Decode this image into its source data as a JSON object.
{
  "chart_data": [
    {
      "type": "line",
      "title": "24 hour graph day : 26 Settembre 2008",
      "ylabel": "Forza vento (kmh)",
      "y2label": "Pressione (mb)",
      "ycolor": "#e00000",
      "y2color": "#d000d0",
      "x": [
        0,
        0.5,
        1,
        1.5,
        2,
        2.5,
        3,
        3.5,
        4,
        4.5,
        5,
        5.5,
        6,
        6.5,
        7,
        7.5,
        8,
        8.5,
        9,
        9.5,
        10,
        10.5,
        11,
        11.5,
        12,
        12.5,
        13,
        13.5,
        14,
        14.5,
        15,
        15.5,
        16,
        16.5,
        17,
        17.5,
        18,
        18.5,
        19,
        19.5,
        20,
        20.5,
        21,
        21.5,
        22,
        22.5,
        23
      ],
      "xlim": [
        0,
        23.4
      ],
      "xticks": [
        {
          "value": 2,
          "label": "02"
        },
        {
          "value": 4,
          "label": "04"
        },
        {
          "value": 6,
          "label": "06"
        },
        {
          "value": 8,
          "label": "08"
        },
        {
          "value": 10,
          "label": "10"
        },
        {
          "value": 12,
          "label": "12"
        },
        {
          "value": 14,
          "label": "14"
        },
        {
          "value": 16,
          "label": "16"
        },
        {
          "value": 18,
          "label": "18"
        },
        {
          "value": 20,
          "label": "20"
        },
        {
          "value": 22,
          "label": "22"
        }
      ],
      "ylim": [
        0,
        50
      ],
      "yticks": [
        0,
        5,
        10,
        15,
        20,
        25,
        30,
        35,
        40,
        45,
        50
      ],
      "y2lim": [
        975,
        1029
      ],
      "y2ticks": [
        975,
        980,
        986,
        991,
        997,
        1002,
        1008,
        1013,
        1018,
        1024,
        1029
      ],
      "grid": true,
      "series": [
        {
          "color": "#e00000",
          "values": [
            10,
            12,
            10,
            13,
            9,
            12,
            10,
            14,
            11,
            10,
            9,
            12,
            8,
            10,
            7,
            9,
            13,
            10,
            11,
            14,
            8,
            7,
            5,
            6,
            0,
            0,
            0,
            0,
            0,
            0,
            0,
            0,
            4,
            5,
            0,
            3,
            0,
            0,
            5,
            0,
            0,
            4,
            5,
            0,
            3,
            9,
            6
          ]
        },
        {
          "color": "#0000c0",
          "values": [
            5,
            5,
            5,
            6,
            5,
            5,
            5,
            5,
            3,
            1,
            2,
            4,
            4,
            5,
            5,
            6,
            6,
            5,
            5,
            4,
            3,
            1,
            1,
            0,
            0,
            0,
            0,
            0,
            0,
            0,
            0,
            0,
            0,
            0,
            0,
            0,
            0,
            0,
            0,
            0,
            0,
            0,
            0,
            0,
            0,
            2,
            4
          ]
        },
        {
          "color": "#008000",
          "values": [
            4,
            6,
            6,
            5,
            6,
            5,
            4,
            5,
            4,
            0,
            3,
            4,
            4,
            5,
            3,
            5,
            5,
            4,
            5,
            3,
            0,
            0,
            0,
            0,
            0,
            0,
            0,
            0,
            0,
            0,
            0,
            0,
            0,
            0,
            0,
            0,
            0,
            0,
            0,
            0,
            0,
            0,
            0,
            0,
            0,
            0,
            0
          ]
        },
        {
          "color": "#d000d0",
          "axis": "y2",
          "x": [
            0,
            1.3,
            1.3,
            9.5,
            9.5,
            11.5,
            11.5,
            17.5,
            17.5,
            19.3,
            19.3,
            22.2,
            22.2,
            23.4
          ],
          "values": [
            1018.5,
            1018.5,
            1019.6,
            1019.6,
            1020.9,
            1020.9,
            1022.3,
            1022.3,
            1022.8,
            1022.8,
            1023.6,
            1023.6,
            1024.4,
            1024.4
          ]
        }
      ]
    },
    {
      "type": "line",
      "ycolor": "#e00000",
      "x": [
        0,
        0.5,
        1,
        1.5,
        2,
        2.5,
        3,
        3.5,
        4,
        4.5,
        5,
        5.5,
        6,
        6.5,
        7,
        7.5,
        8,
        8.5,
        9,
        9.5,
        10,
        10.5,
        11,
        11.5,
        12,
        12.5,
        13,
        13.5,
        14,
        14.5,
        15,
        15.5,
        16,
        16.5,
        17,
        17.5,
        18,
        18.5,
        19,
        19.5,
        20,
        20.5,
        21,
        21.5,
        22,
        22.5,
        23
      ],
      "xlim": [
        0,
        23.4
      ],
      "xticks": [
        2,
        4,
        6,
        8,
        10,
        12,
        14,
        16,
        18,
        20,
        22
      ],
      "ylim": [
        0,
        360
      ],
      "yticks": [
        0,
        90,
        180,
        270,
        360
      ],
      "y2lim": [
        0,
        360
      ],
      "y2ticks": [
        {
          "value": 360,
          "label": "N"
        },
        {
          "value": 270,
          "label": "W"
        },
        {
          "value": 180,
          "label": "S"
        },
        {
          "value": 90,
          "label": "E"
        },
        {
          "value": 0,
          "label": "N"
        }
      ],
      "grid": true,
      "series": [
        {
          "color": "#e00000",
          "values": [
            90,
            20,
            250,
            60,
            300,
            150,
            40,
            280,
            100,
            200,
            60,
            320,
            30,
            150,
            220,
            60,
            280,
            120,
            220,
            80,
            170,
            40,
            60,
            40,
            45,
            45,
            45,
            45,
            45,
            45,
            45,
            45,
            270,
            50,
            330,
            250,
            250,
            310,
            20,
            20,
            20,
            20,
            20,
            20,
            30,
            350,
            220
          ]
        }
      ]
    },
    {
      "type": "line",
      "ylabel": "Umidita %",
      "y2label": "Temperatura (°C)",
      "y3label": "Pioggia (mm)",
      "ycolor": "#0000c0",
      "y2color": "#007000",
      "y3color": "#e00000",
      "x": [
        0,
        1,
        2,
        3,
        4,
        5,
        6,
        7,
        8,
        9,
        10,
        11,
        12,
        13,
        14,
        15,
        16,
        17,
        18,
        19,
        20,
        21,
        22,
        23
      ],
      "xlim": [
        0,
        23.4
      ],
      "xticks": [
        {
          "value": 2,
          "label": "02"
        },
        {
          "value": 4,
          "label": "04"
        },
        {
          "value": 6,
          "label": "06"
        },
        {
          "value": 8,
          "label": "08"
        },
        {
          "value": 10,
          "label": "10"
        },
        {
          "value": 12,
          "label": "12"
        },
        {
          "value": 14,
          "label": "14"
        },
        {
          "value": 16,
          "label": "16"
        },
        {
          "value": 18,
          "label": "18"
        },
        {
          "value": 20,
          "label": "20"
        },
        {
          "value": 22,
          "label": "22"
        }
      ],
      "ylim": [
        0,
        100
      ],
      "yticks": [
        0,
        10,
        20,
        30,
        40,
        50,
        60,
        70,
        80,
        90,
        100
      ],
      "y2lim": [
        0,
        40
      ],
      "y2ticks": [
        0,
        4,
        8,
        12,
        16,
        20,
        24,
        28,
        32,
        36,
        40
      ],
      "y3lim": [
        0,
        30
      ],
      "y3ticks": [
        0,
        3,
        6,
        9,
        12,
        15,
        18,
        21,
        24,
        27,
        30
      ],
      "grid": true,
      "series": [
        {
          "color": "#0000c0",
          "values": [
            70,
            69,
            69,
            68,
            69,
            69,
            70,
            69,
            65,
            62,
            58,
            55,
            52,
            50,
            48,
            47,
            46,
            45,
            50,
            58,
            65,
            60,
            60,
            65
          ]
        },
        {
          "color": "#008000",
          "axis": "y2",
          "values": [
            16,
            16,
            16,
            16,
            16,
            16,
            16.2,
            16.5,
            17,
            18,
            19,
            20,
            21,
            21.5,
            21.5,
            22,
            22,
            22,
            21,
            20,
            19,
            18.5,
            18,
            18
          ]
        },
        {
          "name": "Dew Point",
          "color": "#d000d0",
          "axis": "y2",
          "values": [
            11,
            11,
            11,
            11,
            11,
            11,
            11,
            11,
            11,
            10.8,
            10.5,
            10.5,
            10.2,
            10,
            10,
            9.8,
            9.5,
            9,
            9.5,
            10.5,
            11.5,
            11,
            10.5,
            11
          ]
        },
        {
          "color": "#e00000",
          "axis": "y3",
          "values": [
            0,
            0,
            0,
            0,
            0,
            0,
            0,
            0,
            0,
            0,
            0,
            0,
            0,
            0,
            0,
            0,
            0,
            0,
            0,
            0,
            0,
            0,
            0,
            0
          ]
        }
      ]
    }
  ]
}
-*-
▶ [Exercise]
Reproduce every line of the listing above in which the string "ylabel" appears.

▶ [The completed task]
      "ylabel": "Forza vento (kmh)",
      "ylabel": "Umidita %",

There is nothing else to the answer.